**WHAT YOU SHOULD DO:**
Your task is to locate every line holding the string "Action" and to copy each of them.

# start of EXERCISE INPUT

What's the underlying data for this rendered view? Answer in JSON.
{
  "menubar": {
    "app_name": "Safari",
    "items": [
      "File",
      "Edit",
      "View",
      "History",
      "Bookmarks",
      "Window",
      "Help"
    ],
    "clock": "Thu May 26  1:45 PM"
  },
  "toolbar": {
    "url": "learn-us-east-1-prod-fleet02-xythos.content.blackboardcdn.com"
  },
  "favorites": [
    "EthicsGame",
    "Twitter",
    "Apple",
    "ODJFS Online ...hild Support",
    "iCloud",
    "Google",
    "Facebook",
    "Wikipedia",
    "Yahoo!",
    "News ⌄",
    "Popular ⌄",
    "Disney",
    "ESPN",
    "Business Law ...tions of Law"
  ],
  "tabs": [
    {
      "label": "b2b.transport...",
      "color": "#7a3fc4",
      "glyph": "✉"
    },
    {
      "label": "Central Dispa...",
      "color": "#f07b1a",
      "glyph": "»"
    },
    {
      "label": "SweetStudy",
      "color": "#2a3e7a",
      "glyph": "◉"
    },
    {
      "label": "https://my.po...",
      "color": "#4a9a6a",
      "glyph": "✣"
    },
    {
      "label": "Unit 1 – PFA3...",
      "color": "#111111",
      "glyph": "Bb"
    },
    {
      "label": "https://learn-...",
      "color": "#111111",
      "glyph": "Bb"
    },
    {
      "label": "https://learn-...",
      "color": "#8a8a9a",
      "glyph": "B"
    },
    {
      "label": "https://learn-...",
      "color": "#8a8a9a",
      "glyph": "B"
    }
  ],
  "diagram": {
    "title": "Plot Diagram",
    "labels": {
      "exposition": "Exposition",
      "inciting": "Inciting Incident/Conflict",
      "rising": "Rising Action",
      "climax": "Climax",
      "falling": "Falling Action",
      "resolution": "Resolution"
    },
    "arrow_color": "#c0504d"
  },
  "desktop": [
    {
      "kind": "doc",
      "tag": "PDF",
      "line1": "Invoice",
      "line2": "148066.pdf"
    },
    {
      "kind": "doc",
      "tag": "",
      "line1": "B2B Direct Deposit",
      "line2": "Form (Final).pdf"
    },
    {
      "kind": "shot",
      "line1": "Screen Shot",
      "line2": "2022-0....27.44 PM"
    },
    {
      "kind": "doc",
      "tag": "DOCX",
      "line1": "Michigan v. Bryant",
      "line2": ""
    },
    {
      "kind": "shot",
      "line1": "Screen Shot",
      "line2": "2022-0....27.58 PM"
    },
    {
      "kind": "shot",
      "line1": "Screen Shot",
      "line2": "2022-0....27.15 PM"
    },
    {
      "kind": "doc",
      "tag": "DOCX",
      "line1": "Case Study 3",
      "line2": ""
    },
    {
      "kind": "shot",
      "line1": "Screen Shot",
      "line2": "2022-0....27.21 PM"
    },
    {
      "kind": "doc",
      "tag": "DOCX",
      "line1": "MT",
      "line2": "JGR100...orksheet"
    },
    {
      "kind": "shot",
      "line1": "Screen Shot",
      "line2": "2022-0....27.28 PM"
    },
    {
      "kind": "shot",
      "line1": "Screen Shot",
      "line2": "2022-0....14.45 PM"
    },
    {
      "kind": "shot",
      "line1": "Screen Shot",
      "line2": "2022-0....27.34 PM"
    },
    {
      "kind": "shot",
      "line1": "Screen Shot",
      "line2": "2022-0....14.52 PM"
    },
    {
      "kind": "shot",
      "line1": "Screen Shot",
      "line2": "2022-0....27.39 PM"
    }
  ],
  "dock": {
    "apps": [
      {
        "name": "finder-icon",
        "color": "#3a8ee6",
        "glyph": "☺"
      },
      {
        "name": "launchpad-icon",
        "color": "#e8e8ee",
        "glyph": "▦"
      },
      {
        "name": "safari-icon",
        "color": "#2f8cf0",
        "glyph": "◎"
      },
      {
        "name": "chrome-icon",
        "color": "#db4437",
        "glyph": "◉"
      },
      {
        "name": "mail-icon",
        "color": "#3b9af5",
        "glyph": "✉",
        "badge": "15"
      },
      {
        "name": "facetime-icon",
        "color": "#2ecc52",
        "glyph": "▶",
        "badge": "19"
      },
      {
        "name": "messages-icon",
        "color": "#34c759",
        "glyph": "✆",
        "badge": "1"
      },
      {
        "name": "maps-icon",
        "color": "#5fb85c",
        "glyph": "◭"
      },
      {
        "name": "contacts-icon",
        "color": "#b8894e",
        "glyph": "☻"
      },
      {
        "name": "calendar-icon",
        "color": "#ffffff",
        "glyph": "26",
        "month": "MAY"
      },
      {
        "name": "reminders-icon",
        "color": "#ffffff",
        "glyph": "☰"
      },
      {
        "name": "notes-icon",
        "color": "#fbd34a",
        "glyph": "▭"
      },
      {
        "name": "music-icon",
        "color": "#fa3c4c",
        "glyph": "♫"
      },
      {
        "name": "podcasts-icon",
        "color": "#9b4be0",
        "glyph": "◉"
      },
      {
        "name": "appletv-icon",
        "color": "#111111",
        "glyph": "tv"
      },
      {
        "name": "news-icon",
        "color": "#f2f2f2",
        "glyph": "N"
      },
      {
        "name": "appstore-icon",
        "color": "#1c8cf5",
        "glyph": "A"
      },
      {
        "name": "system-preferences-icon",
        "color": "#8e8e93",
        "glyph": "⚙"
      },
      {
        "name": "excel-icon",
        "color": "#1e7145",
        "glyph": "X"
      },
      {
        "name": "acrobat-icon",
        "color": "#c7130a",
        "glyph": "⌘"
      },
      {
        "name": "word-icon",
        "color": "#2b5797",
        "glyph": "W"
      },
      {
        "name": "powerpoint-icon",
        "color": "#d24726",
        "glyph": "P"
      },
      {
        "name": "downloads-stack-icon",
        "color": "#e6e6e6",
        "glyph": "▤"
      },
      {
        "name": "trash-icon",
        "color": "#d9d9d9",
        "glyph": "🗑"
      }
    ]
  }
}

# end of EXERCISE INPUT

**ANSWER FOR THE TASK:**
      "rising": "Rising Action",
      "falling": "Falling Action",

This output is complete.